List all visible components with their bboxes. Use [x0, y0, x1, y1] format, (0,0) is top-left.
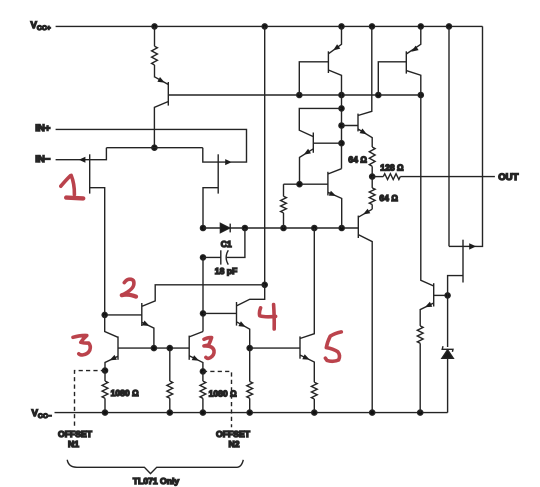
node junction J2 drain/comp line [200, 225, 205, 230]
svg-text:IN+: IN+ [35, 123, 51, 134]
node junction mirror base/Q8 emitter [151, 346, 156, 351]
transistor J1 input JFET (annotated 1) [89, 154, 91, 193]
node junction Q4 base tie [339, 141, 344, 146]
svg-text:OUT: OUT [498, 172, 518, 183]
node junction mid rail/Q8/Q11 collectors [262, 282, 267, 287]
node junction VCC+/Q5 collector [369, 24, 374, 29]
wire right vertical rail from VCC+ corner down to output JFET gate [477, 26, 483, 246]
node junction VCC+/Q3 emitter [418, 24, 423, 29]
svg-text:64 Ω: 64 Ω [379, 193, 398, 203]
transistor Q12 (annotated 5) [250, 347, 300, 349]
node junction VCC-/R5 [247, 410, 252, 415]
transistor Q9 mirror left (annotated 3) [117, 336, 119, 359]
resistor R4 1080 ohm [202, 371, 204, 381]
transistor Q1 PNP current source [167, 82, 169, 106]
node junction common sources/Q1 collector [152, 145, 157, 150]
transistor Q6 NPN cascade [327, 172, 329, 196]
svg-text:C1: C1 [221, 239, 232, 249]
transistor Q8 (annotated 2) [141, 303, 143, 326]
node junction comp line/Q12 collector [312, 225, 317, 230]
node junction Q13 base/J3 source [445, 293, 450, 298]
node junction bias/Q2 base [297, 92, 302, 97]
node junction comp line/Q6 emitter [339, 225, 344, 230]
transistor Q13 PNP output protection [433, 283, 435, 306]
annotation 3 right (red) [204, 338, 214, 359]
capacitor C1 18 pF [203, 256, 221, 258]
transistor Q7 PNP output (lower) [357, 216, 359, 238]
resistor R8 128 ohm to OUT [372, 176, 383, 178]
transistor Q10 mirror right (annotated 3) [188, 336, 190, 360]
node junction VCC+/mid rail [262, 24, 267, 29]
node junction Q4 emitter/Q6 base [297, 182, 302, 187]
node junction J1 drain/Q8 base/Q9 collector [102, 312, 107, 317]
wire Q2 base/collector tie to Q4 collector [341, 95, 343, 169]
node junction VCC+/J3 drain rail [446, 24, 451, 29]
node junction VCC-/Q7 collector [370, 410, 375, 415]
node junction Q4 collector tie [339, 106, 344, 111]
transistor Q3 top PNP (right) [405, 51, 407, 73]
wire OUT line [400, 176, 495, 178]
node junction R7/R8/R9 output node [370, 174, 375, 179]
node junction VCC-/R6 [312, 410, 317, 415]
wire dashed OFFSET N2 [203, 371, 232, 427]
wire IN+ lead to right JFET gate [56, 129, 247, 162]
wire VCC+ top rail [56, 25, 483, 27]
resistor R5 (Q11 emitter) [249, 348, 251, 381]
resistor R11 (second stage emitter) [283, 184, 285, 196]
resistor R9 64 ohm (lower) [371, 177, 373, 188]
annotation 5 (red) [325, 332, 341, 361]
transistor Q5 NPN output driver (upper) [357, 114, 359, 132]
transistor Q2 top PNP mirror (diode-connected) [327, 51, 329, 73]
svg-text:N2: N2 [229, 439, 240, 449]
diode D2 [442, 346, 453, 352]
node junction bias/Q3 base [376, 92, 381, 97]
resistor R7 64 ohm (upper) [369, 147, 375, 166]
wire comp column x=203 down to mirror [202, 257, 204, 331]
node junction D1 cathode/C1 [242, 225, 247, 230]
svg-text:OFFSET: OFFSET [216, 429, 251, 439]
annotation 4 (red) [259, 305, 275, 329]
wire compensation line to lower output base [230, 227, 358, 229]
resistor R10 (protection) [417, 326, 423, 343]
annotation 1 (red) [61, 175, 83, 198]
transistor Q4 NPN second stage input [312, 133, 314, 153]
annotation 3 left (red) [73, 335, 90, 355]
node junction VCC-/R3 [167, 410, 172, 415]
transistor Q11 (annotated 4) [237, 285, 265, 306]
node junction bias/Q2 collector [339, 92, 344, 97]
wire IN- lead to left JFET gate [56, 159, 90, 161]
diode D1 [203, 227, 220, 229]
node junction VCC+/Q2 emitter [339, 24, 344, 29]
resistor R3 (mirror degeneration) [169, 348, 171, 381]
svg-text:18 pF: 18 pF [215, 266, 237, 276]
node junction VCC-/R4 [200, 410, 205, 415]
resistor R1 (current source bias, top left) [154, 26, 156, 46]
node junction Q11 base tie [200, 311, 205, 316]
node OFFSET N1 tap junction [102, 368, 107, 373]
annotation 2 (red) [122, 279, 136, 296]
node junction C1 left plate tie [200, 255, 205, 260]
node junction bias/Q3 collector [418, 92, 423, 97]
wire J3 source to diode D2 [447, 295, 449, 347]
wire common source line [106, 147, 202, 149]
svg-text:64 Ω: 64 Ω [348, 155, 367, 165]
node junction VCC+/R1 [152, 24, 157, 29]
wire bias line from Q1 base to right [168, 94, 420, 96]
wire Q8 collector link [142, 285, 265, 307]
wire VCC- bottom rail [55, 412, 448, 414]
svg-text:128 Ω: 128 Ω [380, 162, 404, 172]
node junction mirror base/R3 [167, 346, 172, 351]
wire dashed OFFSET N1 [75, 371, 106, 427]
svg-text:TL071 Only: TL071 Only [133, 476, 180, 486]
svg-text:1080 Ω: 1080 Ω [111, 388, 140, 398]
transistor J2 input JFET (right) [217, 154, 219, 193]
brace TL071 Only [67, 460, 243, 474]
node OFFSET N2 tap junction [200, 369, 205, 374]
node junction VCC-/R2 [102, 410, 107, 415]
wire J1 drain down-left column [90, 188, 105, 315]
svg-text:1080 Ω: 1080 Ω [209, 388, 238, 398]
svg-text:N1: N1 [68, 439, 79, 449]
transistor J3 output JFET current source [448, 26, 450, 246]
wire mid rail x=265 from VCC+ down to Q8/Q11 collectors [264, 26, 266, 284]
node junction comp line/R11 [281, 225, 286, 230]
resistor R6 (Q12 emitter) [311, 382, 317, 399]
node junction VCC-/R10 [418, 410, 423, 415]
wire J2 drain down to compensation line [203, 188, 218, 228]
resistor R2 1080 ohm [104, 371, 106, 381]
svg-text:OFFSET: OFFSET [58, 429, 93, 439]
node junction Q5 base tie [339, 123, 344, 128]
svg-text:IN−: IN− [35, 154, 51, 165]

+ + + +

== What is being asked ==
Reproduce the records above line for line, without any changes, and leave out the picture.

== Answer for this exercise ==
List all visible components with their bboxes. Use [x0, y0, x1, y1] format, (0,0) is top-left.
node junction J2 drain/comp line [200, 225, 205, 230]
svg-text:IN+: IN+ [35, 123, 51, 134]
node junction mirror base/Q8 emitter [151, 346, 156, 351]
transistor J1 input JFET (annotated 1) [89, 154, 91, 193]
node junction Q4 base tie [339, 141, 344, 146]
svg-text:OUT: OUT [498, 172, 518, 183]
node junction mid rail/Q8/Q11 collectors [262, 282, 267, 287]
node junction VCC+/Q5 collector [369, 24, 374, 29]
wire right vertical rail from VCC+ corner down to output JFET gate [477, 26, 483, 246]
node junction VCC+/Q3 emitter [418, 24, 423, 29]
svg-text:64 Ω: 64 Ω [379, 193, 398, 203]
transistor Q12 (annotated 5) [250, 347, 300, 349]
node junction VCC-/R5 [247, 410, 252, 415]
transistor Q9 mirror left (annotated 3) [117, 336, 119, 359]
resistor R4 1080 ohm [202, 371, 204, 381]
transistor Q1 PNP current source [167, 82, 169, 106]
node junction common sources/Q1 collector [152, 145, 157, 150]
transistor Q6 NPN cascade [327, 172, 329, 196]
svg-text:C1: C1 [221, 239, 232, 249]
transistor Q8 (annotated 2) [141, 303, 143, 326]
node junction comp line/Q12 collector [312, 225, 317, 230]
node junction Q13 base/J3 source [445, 293, 450, 298]
node junction bias/Q2 base [297, 92, 302, 97]
node junction comp line/Q6 emitter [339, 225, 344, 230]
transistor Q13 PNP output protection [433, 283, 435, 306]
annotation 3 right (red) [204, 338, 214, 359]
capacitor C1 18 pF [203, 256, 221, 258]
transistor Q7 PNP output (lower) [357, 216, 359, 238]
resistor R8 128 ohm to OUT [372, 176, 383, 178]
transistor Q10 mirror right (annotated 3) [188, 336, 190, 360]
node junction VCC+/mid rail [262, 24, 267, 29]
node junction Q4 emitter/Q6 base [297, 182, 302, 187]
node junction J1 drain/Q8 base/Q9 collector [102, 312, 107, 317]
wire Q2 base/collector tie to Q4 collector [341, 95, 343, 169]
node junction VCC+/J3 drain rail [446, 24, 451, 29]
node junction VCC-/Q7 collector [370, 410, 375, 415]
node junction Q4 collector tie [339, 106, 344, 111]
transistor Q3 top PNP (right) [405, 51, 407, 73]
wire OUT line [400, 176, 495, 178]
node junction R7/R8/R9 output node [370, 174, 375, 179]
node junction VCC-/R6 [312, 410, 317, 415]
wire dashed OFFSET N2 [203, 371, 232, 427]
wire IN+ lead to right JFET gate [56, 129, 247, 162]
wire VCC+ top rail [56, 25, 483, 27]
resistor R5 (Q11 emitter) [249, 348, 251, 381]
resistor R11 (second stage emitter) [283, 184, 285, 196]
resistor R9 64 ohm (lower) [371, 177, 373, 188]
annotation 5 (red) [325, 332, 341, 361]
transistor Q5 NPN output driver (upper) [357, 114, 359, 132]
transistor Q2 top PNP mirror (diode-connected) [327, 51, 329, 73]
svg-text:N2: N2 [229, 439, 240, 449]
diode D2 [442, 346, 453, 352]
node junction bias/Q3 base [376, 92, 381, 97]
resistor R7 64 ohm (upper) [369, 147, 375, 166]
wire comp column x=203 down to mirror [202, 257, 204, 331]
node junction D1 cathode/C1 [242, 225, 247, 230]
svg-text:OFFSET: OFFSET [216, 429, 251, 439]
annotation 4 (red) [259, 305, 275, 329]
wire compensation line to lower output base [230, 227, 358, 229]
resistor R10 (protection) [417, 326, 423, 343]
annotation 1 (red) [61, 175, 83, 198]
transistor Q4 NPN second stage input [312, 133, 314, 153]
annotation 3 left (red) [73, 335, 90, 355]
node junction VCC-/R3 [167, 410, 172, 415]
transistor Q11 (annotated 4) [237, 285, 265, 306]
node junction bias/Q2 collector [339, 92, 344, 97]
wire IN- lead to left JFET gate [56, 159, 90, 161]
diode D1 [203, 227, 220, 229]
node junction VCC+/Q2 emitter [339, 24, 344, 29]
resistor R3 (mirror degeneration) [169, 348, 171, 381]
svg-text:18 pF: 18 pF [215, 266, 237, 276]
node junction VCC-/R4 [200, 410, 205, 415]
resistor R1 (current source bias, top left) [154, 26, 156, 46]
node junction Q11 base tie [200, 311, 205, 316]
node OFFSET N1 tap junction [102, 368, 107, 373]
annotation 2 (red) [122, 279, 136, 296]
node junction C1 left plate tie [200, 255, 205, 260]
node junction bias/Q3 collector [418, 92, 423, 97]
wire J3 source to diode D2 [447, 295, 449, 347]
wire common source line [106, 147, 202, 149]
svg-text:64 Ω: 64 Ω [348, 155, 367, 165]
node junction VCC+/R1 [152, 24, 157, 29]
wire bias line from Q1 base to right [168, 94, 420, 96]
wire Q8 collector link [142, 285, 265, 307]
wire VCC- bottom rail [55, 412, 448, 414]
svg-text:128 Ω: 128 Ω [380, 162, 404, 172]
node junction mirror base/R3 [167, 346, 172, 351]
wire dashed OFFSET N1 [75, 371, 106, 427]
svg-text:TL071 Only: TL071 Only [133, 476, 180, 486]
svg-text:1080 Ω: 1080 Ω [111, 388, 140, 398]
transistor J2 input JFET (right) [217, 154, 219, 193]
brace TL071 Only [67, 460, 243, 474]
node OFFSET N2 tap junction [200, 369, 205, 374]
node junction VCC-/R2 [102, 410, 107, 415]
wire J1 drain down-left column [90, 188, 105, 315]
svg-text:1080 Ω: 1080 Ω [209, 388, 238, 398]
svg-text:N1: N1 [68, 439, 79, 449]
transistor J3 output JFET current source [448, 26, 450, 246]
wire mid rail x=265 from VCC+ down to Q8/Q11 collectors [264, 26, 266, 284]
node junction comp line/R11 [281, 225, 286, 230]
resistor R6 (Q12 emitter) [311, 382, 317, 399]
node junction VCC-/R10 [418, 410, 423, 415]
wire J2 drain down to compensation line [203, 188, 218, 228]
resistor R2 1080 ohm [104, 371, 106, 381]
svg-text:OFFSET: OFFSET [58, 429, 93, 439]
node junction Q5 base tie [339, 123, 344, 128]
svg-text:IN−: IN− [35, 154, 51, 165]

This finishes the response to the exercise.